Given passage —
========

Backing up a computer to an HP Pocket Media Drive

  • October 4, 2009
  • James Skemp
  • article

Recently I purchased another HP Pocket Media Drive, with 500 GB of space (instead of the 160 GB drives I had purchased before).

Since I'd like to plan out my backup strategy, and need to backup for my upcoming Windows 7 install (which since I have Vista Ultimate, will require a deal of work), I decided to write this post.

My computer's setup

Currently I have a primary 450 GB hard drive (advertised as 500 GB) and a 700 GB secondary drive that I put in (advertised as 750 GB).

The second drive was put in shortly after I purchased/recieved the system, so a good deal of data was placed on the primary drive initially. It calculates out to ~230 GB of used space on the primary drive, and only 30 GB used on the secondary.

The secondary drive

I started by putting projects that I was currently working on (Web or applications) and the Subversion repositories on my secondary drive ('B' from now on) instead of my primary ('C') drive. Projects are stored in a projects directory, while SVN repositories are stored in a repos directory, with a repos_dump folder for backup dumps.

External log files from my Web server were also downloaded and stored onto this B drive.

Later I moved over all downloads from C to B, and created directories within a downloads folder with the name of the base application, or in some cases the company name. For example, 7-Zip, Apache HTTP Server, FileZilla, etcetera.

========

Things to do —
#1 Answer these questions from the backup article:
(a) What storage capacity does the newly purchased HP Pocket Media Drive have?
(b) Roughly how much space is used on the primary drive?
(c) What is the name of the folder that holds backup dumps of the SVN repositories?
#2 Pick up the backup article after its final paragraph and keep writing it in the same voice.
The rows after this point come from a different source than the backup article.

========

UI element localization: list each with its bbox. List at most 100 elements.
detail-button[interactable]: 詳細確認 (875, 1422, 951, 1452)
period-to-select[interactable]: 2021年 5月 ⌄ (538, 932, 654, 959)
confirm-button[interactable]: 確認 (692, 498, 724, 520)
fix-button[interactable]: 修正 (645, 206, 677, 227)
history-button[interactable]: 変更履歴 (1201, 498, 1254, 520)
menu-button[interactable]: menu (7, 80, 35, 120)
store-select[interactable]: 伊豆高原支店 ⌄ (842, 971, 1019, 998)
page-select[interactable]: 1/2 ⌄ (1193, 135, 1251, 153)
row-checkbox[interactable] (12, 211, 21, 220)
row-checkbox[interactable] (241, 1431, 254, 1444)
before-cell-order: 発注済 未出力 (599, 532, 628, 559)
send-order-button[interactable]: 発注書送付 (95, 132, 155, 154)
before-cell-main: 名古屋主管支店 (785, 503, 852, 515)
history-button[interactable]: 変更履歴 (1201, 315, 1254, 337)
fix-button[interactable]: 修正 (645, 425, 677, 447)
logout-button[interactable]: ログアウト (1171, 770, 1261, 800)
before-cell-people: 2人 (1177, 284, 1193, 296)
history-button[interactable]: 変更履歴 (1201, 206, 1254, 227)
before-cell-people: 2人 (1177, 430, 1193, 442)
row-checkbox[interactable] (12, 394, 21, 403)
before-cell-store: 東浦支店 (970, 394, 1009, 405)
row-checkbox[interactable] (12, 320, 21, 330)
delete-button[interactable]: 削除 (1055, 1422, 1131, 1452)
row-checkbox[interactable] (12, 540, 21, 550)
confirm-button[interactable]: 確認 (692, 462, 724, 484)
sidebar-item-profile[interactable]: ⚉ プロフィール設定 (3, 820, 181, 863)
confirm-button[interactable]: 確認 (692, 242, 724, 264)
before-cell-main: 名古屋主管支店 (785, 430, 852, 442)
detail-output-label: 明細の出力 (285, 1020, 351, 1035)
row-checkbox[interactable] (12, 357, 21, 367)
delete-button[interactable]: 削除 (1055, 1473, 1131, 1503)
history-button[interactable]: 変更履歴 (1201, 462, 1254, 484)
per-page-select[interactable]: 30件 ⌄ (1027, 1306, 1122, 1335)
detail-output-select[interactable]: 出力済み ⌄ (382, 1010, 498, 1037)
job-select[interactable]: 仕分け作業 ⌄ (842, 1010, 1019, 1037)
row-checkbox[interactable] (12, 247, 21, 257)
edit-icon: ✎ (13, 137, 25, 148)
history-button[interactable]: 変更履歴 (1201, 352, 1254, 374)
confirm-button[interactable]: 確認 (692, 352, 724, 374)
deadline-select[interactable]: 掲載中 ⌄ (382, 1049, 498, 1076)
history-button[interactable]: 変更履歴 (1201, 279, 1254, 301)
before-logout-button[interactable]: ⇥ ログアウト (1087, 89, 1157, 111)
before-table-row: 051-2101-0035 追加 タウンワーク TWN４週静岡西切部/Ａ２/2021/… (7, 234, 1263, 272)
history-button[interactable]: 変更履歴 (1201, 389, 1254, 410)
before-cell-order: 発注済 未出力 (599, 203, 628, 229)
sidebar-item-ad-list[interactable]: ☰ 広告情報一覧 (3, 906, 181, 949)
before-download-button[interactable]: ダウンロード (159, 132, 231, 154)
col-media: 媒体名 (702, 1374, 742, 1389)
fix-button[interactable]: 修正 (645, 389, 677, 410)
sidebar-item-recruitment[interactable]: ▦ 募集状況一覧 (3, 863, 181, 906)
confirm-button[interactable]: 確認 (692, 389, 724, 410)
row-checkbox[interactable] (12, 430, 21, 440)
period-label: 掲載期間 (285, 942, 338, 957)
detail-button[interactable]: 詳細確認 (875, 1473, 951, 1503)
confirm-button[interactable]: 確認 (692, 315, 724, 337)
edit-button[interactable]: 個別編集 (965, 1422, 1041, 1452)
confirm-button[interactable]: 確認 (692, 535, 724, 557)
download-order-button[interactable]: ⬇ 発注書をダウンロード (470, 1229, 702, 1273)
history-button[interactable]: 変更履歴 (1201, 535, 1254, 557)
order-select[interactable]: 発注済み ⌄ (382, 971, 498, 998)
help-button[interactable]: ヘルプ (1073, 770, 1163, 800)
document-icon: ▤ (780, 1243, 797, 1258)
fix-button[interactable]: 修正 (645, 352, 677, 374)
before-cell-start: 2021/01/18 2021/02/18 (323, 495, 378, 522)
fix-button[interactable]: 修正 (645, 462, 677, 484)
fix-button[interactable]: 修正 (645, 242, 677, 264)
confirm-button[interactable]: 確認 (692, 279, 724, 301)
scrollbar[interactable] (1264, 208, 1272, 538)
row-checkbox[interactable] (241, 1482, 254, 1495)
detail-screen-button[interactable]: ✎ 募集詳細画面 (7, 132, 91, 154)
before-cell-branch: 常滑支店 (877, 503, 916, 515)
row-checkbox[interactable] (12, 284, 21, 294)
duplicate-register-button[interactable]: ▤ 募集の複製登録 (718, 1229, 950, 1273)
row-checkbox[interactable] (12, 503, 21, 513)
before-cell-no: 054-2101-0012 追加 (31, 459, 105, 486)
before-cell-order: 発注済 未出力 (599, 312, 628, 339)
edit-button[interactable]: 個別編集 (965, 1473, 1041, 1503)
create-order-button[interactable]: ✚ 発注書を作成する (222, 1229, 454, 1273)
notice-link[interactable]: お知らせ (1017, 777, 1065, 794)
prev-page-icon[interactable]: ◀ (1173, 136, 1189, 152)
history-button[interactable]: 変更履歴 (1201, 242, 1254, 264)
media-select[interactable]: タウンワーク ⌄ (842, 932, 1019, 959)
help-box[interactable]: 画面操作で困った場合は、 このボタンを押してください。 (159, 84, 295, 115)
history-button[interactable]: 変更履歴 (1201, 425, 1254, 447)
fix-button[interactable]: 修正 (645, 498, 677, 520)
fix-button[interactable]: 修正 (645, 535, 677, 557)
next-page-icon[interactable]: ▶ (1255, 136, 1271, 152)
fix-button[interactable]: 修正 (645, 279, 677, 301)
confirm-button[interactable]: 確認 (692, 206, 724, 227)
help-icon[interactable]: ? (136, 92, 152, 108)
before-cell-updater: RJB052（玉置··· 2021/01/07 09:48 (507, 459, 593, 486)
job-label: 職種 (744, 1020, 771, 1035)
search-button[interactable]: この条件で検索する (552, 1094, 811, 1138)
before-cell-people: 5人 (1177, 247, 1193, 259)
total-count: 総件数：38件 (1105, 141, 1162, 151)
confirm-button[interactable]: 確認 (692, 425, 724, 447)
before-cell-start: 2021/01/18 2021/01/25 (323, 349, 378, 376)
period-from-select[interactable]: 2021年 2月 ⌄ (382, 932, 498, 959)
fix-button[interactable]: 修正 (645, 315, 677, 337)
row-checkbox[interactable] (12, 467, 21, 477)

========

Answers to the tasks —
#1
(a) 500 GB
(b) About 230 GB
(c) repos_dump

#2
I've experimented with other structures, such as by technology or always by company name, but this seems to break down after a while, or become too confusing.

The primary drive

The primary drive contains all installer-installed applications, and their related configuration files, photos that I have taken, and music that I have purchased/ripped.

For some applications, that didn't require source control, I saved the files locally to the C drive.

First steps

The first thing to do was to copy all of my photos over to my secondary drive. My intent will be to store everything that I want backed up on my secondary drive, allowing me to easily confirm that files are backed up as they should be.

This also means going through the applications that I use and doing a thorough investigation of what files I have created with those, and whether I wish them to be saved.

It's highly likely that some files I will be unable to copy to my second drive, without causing issues with the applications that use the files, so I'll need to make note of them.

What I found

Probably the largest issue was with my iTunes music library, with 34.6 GB of data. Moving this would require consolidating the library to a new location, but may result in the best experience. For now, I've decided to hold off on this, since this only requires copying two directories to my external drive for backups.

VirtualBox also stored virtual machines in a directory in my user folder, by default. Microsoft Virtual PC files were the same.

Programs store configuration settings on the primary drive, like Visual Studio 2008 and the FileZilla FTP client, but both offer manual ways to back these settings up.

Favorites from browsers (Internet Explorer on my machine) also need to be backed up.

Directory structure on the secondary drive

To start with, I had a file structure like the following on my second drive:

  • /downloads/
  • /LogFiles/
  • /photos/
  • /projects/
  • /repos/
  • /repos_dump/

So that I wasn't storing working files on my primary drive, I also created a working directory, and moved a number of folders/files from my Desktop to it. These won't be backed up, or will be backed up on an irregular basis.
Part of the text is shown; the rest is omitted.